[Bounding box listings]
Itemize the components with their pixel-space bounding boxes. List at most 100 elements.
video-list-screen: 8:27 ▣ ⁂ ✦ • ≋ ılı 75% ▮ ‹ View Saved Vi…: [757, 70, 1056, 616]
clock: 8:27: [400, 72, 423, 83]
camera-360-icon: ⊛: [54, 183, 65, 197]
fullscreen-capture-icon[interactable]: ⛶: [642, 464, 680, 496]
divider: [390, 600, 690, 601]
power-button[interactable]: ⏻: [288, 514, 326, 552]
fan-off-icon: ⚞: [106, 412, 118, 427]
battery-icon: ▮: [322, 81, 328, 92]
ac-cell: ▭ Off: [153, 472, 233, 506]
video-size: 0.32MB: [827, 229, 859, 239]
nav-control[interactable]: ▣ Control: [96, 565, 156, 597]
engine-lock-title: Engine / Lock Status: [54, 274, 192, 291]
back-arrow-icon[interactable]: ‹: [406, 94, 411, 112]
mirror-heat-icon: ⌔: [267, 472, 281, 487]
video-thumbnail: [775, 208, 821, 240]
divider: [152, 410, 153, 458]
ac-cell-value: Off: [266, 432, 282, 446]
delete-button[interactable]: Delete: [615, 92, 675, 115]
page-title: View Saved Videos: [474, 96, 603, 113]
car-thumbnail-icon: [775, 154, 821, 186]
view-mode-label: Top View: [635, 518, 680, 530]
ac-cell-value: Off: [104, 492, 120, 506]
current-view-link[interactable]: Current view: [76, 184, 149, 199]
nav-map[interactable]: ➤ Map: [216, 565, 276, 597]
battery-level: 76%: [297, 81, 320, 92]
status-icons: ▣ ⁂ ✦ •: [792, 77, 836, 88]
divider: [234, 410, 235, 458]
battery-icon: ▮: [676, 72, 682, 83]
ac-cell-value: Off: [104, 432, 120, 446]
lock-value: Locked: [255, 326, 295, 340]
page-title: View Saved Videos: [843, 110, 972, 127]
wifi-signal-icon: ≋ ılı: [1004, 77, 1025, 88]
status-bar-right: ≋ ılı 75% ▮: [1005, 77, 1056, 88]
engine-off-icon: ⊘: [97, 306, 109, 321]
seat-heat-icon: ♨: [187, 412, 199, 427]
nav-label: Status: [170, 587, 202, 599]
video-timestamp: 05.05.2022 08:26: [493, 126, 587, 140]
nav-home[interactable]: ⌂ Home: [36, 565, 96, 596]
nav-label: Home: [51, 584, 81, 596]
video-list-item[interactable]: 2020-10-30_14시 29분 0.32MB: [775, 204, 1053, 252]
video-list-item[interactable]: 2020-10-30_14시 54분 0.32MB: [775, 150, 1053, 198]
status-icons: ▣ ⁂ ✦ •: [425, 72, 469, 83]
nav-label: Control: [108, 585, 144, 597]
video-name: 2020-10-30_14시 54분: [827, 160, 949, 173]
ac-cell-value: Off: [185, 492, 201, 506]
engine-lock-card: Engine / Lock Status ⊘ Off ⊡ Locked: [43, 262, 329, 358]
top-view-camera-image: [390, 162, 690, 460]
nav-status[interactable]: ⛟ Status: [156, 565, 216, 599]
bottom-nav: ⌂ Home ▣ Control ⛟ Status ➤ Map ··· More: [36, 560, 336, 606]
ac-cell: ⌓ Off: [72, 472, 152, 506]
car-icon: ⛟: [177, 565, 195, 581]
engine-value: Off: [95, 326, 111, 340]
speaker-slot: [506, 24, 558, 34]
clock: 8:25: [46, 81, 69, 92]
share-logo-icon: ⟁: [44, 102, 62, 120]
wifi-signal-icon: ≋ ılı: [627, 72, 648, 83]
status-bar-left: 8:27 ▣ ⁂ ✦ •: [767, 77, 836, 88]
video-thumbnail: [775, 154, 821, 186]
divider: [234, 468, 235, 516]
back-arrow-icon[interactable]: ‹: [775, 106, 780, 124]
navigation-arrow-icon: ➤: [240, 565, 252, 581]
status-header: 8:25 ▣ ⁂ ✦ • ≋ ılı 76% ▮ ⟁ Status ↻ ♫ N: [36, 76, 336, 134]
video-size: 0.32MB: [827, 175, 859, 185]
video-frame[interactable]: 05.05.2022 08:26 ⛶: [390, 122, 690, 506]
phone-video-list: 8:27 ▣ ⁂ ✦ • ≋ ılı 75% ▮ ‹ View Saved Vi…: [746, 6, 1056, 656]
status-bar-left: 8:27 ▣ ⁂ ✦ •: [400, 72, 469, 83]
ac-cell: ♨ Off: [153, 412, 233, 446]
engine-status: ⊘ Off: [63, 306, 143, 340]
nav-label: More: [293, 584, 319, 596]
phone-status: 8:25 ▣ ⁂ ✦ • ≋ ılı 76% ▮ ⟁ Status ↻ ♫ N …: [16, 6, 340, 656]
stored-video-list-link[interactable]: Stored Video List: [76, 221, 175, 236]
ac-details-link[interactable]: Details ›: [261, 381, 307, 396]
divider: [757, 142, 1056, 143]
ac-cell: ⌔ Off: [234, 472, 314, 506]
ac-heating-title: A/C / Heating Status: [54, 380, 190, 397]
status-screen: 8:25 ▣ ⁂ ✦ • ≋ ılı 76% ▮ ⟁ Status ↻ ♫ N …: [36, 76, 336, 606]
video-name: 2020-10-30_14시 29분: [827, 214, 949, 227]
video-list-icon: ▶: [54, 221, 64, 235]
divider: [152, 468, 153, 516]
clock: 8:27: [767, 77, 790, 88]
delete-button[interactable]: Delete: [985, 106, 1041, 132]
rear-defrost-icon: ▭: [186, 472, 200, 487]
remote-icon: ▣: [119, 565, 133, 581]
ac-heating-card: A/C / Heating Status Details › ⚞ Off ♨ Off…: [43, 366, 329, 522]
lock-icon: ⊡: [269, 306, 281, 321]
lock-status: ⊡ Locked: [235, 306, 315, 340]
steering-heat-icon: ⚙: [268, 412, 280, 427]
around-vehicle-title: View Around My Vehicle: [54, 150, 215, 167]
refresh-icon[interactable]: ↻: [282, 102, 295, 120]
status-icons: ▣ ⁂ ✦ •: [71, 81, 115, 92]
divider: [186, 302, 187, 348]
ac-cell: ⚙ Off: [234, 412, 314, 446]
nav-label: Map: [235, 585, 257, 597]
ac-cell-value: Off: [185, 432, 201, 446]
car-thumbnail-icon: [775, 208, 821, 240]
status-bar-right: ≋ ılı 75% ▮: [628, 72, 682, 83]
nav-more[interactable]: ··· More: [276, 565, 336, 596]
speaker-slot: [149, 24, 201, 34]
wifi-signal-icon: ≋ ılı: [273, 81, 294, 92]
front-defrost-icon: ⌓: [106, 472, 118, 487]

◆ **Aim**
Output every one of the entries again, each line identical to the original.

◆ **Task output**
Itemize the components with their pixel-space bounding boxes. List at most 100 elements.
video-list-screen: 8:27 ▣ ⁂ ✦ • ≋ ılı 75% ▮ ‹ View Saved Vi…: [757, 70, 1056, 616]
clock: 8:27: [400, 72, 423, 83]
camera-360-icon: ⊛: [54, 183, 65, 197]
fullscreen-capture-icon[interactable]: ⛶: [642, 464, 680, 496]
divider: [390, 600, 690, 601]
power-button[interactable]: ⏻: [288, 514, 326, 552]
fan-off-icon: ⚞: [106, 412, 118, 427]
battery-icon: ▮: [322, 81, 328, 92]
ac-cell: ▭ Off: [153, 472, 233, 506]
video-size: 0.32MB: [827, 229, 859, 239]
nav-control[interactable]: ▣ Control: [96, 565, 156, 597]
engine-lock-title: Engine / Lock Status: [54, 274, 192, 291]
back-arrow-icon[interactable]: ‹: [406, 94, 411, 112]
mirror-heat-icon: ⌔: [267, 472, 281, 487]
video-thumbnail: [775, 208, 821, 240]
divider: [152, 410, 153, 458]
ac-cell-value: Off: [266, 432, 282, 446]
delete-button[interactable]: Delete: [615, 92, 675, 115]
page-title: View Saved Videos: [474, 96, 603, 113]
car-thumbnail-icon: [775, 154, 821, 186]
view-mode-label: Top View: [635, 518, 680, 530]
ac-cell-value: Off: [104, 492, 120, 506]
current-view-link[interactable]: Current view: [76, 184, 149, 199]
nav-map[interactable]: ➤ Map: [216, 565, 276, 597]
battery-level: 76%: [297, 81, 320, 92]
status-icons: ▣ ⁂ ✦ •: [792, 77, 836, 88]
divider: [234, 410, 235, 458]
battery-icon: ▮: [676, 72, 682, 83]
ac-cell-value: Off: [104, 432, 120, 446]
lock-value: Locked: [255, 326, 295, 340]
page-title: View Saved Videos: [843, 110, 972, 127]
wifi-signal-icon: ≋ ılı: [1004, 77, 1025, 88]
status-bar-right: ≋ ılı 75% ▮: [1005, 77, 1056, 88]
engine-off-icon: ⊘: [97, 306, 109, 321]
seat-heat-icon: ♨: [187, 412, 199, 427]
nav-label: Status: [170, 587, 202, 599]
video-timestamp: 05.05.2022 08:26: [493, 126, 587, 140]
nav-home[interactable]: ⌂ Home: [36, 565, 96, 596]
nav-label: Home: [51, 584, 81, 596]
video-list-item[interactable]: 2020-10-30_14시 29분 0.32MB: [775, 204, 1053, 252]
video-list-item[interactable]: 2020-10-30_14시 54분 0.32MB: [775, 150, 1053, 198]
status-icons: ▣ ⁂ ✦ •: [425, 72, 469, 83]
nav-label: Control: [108, 585, 144, 597]
video-name: 2020-10-30_14시 54분: [827, 160, 949, 173]
ac-cell-value: Off: [185, 492, 201, 506]
engine-lock-card: Engine / Lock Status ⊘ Off ⊡ Locked: [43, 262, 329, 358]
top-view-camera-image: [390, 162, 690, 460]
nav-status[interactable]: ⛟ Status: [156, 565, 216, 599]
bottom-nav: ⌂ Home ▣ Control ⛟ Status ➤ Map ··· More: [36, 560, 336, 606]
ac-cell: ⌓ Off: [72, 472, 152, 506]
car-icon: ⛟: [177, 565, 195, 581]
engine-value: Off: [95, 326, 111, 340]
speaker-slot: [506, 24, 558, 34]
clock: 8:25: [46, 81, 69, 92]
share-logo-icon: ⟁: [44, 102, 62, 120]
wifi-signal-icon: ≋ ılı: [627, 72, 648, 83]
status-bar-left: 8:27 ▣ ⁂ ✦ •: [767, 77, 836, 88]
video-thumbnail: [775, 154, 821, 186]
divider: [234, 468, 235, 516]
back-arrow-icon[interactable]: ‹: [775, 106, 780, 124]
navigation-arrow-icon: ➤: [240, 565, 252, 581]
status-header: 8:25 ▣ ⁂ ✦ • ≋ ılı 76% ▮ ⟁ Status ↻ ♫ N: [36, 76, 336, 134]
video-size: 0.32MB: [827, 175, 859, 185]
video-frame[interactable]: 05.05.2022 08:26 ⛶: [390, 122, 690, 506]
phone-video-list: 8:27 ▣ ⁂ ✦ • ≋ ılı 75% ▮ ‹ View Saved Vi…: [746, 6, 1056, 656]
status-bar-left: 8:27 ▣ ⁂ ✦ •: [400, 72, 469, 83]
ac-cell: ♨ Off: [153, 412, 233, 446]
engine-status: ⊘ Off: [63, 306, 143, 340]
nav-label: More: [293, 584, 319, 596]
phone-status: 8:25 ▣ ⁂ ✦ • ≋ ılı 76% ▮ ⟁ Status ↻ ♫ N …: [16, 6, 340, 656]
stored-video-list-link[interactable]: Stored Video List: [76, 221, 175, 236]
ac-details-link[interactable]: Details ›: [261, 381, 307, 396]
divider: [757, 142, 1056, 143]
ac-cell: ⌔ Off: [234, 472, 314, 506]
ac-heating-title: A/C / Heating Status: [54, 380, 190, 397]
status-screen: 8:25 ▣ ⁂ ✦ • ≋ ılı 76% ▮ ⟁ Status ↻ ♫ N …: [36, 76, 336, 606]
video-name: 2020-10-30_14시 29분: [827, 214, 949, 227]
video-list-icon: ▶: [54, 221, 64, 235]
divider: [152, 468, 153, 516]
clock: 8:27: [767, 77, 790, 88]
delete-button[interactable]: Delete: [985, 106, 1041, 132]
rear-defrost-icon: ▭: [186, 472, 200, 487]
remote-icon: ▣: [119, 565, 133, 581]
ac-heating-card: A/C / Heating Status Details › ⚞ Off ♨ Off…: [43, 366, 329, 522]
lock-icon: ⊡: [269, 306, 281, 321]
lock-status: ⊡ Locked: [235, 306, 315, 340]
steering-heat-icon: ⚙: [268, 412, 280, 427]
around-vehicle-title: View Around My Vehicle: [54, 150, 215, 167]
refresh-icon[interactable]: ↻: [282, 102, 295, 120]
status-icons: ▣ ⁂ ✦ •: [71, 81, 115, 92]
divider: [186, 302, 187, 348]
ac-cell: ⚙ Off: [234, 412, 314, 446]
nav-label: Map: [235, 585, 257, 597]
ac-cell-value: Off: [185, 432, 201, 446]
car-thumbnail-icon: [775, 208, 821, 240]
status-bar-right: ≋ ılı 75% ▮: [628, 72, 682, 83]
nav-more[interactable]: ··· More: [276, 565, 336, 596]
speaker-slot: [149, 24, 201, 34]
wifi-signal-icon: ≋ ılı: [273, 81, 294, 92]
front-defrost-icon: ⌓: [106, 472, 118, 487]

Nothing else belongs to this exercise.